- REQUIRED TASK
Reproduce exactly the line in which "Decode this image" occurs and all the lines after it, ending with the last line.

- Extracted records

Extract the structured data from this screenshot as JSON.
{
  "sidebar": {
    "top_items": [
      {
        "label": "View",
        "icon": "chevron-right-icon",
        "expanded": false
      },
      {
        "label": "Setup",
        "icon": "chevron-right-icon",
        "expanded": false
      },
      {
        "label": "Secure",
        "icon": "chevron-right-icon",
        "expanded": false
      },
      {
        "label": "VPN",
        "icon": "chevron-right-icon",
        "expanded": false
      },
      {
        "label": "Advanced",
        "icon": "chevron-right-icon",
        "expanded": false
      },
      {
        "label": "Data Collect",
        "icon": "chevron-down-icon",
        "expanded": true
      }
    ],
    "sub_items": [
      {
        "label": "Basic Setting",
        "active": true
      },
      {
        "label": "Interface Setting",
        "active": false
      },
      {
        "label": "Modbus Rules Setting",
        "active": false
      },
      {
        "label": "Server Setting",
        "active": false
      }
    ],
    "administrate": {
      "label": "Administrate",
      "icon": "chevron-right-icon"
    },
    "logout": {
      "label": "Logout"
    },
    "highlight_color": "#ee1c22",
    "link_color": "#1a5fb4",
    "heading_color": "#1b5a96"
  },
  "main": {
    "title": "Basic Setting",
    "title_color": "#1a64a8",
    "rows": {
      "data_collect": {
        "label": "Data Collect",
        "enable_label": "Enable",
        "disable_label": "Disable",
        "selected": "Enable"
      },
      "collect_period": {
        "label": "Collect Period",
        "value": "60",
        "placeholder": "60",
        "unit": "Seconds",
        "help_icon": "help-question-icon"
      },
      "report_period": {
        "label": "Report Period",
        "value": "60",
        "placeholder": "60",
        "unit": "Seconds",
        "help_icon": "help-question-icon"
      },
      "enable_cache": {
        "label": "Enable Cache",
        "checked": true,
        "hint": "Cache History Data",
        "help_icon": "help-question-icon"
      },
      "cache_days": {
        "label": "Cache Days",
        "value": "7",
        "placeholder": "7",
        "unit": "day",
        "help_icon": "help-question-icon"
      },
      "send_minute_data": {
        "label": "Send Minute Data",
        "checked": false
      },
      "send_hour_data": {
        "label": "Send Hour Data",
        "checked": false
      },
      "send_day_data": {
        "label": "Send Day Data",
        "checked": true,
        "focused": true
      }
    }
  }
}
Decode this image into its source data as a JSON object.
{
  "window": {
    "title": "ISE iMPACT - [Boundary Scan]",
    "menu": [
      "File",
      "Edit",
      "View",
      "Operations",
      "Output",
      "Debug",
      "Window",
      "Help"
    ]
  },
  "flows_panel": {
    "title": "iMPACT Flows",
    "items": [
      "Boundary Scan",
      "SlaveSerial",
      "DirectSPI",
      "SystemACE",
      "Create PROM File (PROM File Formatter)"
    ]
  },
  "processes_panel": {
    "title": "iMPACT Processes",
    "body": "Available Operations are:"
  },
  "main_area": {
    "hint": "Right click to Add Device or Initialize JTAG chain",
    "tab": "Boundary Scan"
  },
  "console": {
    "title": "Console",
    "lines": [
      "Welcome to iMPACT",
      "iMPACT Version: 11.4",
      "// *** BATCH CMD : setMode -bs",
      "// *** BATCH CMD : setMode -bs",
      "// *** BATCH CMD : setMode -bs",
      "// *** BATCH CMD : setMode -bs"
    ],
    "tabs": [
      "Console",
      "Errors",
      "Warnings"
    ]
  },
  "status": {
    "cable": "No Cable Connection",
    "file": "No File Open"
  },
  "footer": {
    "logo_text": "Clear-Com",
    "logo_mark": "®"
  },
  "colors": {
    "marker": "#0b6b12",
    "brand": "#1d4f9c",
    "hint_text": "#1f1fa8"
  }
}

- RESPONSE
Decode this image into its source data as a JSON object.
{
  "window": {
    "title": "ISE iMPACT - [Boundary Scan]",
    "menu": [
      "File",
      "Edit",
      "View",
      "Operations",
      "Output",
      "Debug",
      "Window",
      "Help"
    ]
  },
  "flows_panel": {
    "title": "iMPACT Flows",
    "items": [
      "Boundary Scan",
      "SlaveSerial",
      "DirectSPI",
      "SystemACE",
      "Create PROM File (PROM File Formatter)"
    ]
  },
  "processes_panel": {
    "title": "iMPACT Processes",
    "body": "Available Operations are:"
  },
  "main_area": {
    "hint": "Right click to Add Device or Initialize JTAG chain",
    "tab": "Boundary Scan"
  },
  "console": {
    "title": "Console",
    "lines": [
      "Welcome to iMPACT",
      "iMPACT Version: 11.4",
      "// *** BATCH CMD : setMode -bs",
      "// *** BATCH CMD : setMode -bs",
      "// *** BATCH CMD : setMode -bs",
      "// *** BATCH CMD : setMode -bs"
    ],
    "tabs": [
      "Console",
      "Errors",
      "Warnings"
    ]
  },
  "status": {
    "cable": "No Cable Connection",
    "file": "No File Open"
  },
  "footer": {
    "logo_text": "Clear-Com",
    "logo_mark": "®"
  },
  "colors": {
    "marker": "#0b6b12",
    "brand": "#1d4f9c",
    "hint_text": "#1f1fa8"
  }
}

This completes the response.